(TASK PROMPT) Check each line of the listing, and copy it if it contains the word "quia".

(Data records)
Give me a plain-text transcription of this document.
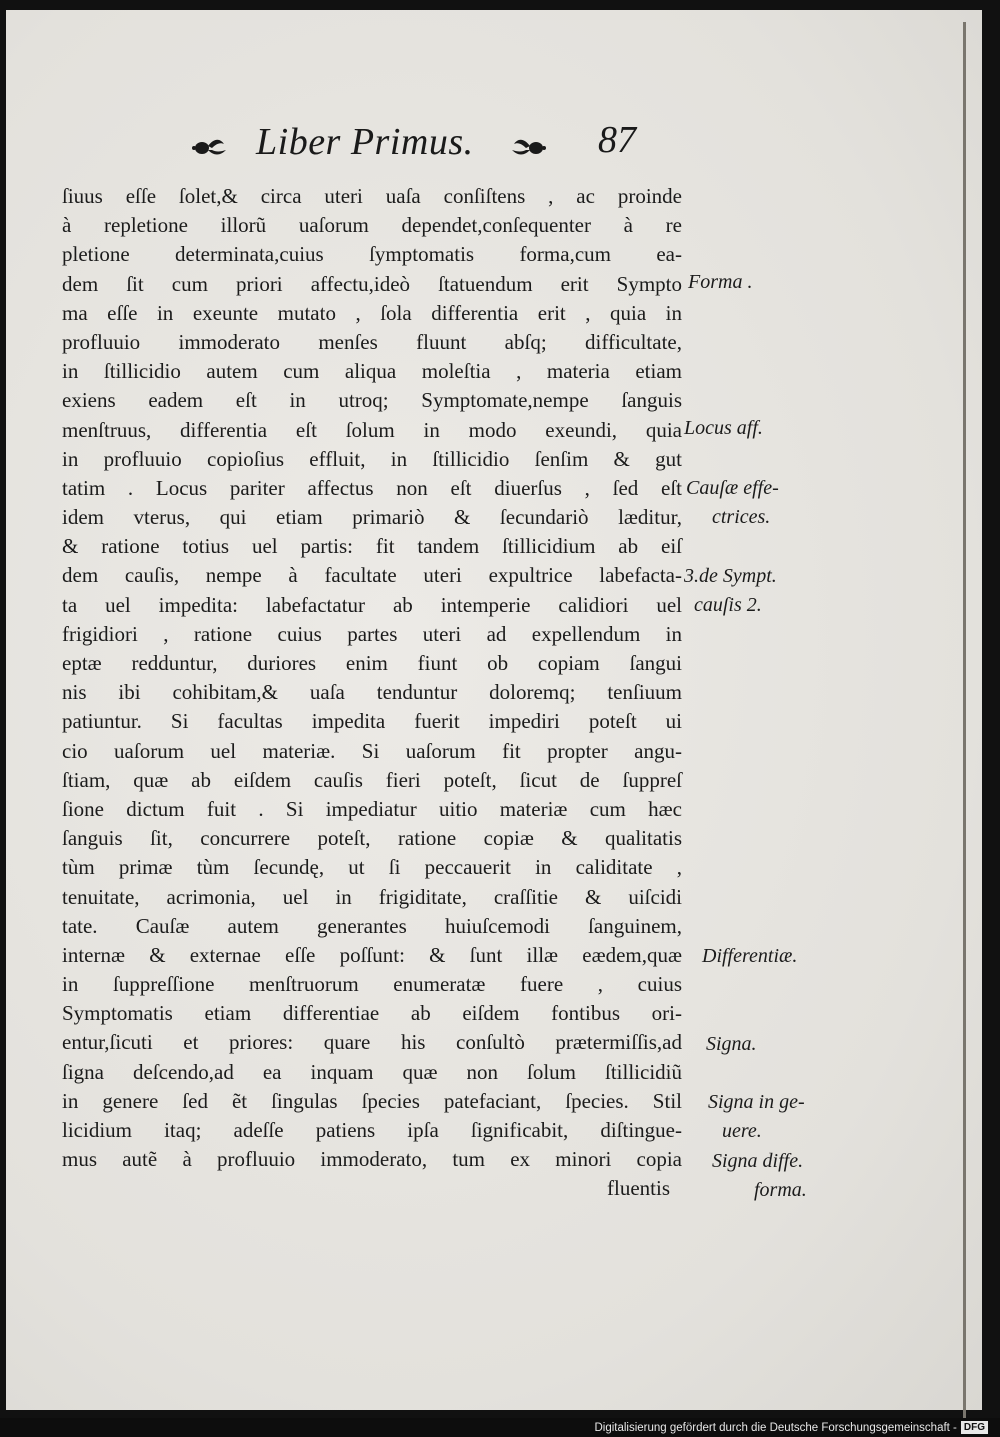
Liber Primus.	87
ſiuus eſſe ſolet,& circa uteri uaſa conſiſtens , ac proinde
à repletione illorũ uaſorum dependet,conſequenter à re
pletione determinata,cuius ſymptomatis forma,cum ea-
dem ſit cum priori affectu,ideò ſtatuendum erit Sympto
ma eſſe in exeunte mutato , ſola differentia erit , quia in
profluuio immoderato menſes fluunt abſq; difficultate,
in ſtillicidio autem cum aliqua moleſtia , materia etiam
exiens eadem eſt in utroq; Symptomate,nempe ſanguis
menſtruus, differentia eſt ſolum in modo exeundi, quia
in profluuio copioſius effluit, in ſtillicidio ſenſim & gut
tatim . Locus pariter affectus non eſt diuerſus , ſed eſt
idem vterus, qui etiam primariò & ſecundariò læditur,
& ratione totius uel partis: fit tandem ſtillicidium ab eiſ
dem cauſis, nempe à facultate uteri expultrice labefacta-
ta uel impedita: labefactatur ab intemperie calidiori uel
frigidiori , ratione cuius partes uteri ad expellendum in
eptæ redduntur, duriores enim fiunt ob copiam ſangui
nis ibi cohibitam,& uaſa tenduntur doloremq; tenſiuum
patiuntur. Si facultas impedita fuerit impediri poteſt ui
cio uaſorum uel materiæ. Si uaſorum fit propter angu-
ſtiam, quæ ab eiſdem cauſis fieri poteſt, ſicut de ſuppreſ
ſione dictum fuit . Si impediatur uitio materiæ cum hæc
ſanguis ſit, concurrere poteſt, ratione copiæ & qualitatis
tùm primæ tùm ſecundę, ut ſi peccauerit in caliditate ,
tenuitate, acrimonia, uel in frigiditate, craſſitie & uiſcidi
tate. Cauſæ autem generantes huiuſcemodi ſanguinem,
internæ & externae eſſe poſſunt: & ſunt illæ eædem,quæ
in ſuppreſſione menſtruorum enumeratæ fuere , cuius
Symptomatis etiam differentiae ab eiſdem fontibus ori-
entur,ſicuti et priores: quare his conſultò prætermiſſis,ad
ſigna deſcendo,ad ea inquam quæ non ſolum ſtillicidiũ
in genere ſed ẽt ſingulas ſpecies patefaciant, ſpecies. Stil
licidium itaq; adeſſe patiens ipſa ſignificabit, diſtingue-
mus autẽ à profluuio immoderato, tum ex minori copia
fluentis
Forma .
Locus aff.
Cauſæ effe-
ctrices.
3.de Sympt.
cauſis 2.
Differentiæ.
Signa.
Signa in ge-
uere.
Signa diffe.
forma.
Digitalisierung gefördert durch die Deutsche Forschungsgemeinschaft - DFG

(ANSWER BELOW)
ma eſſe in exeunte mutato , ſola differentia erit , quia in
menſtruus, differentia eſt ſolum in modo exeundi, quia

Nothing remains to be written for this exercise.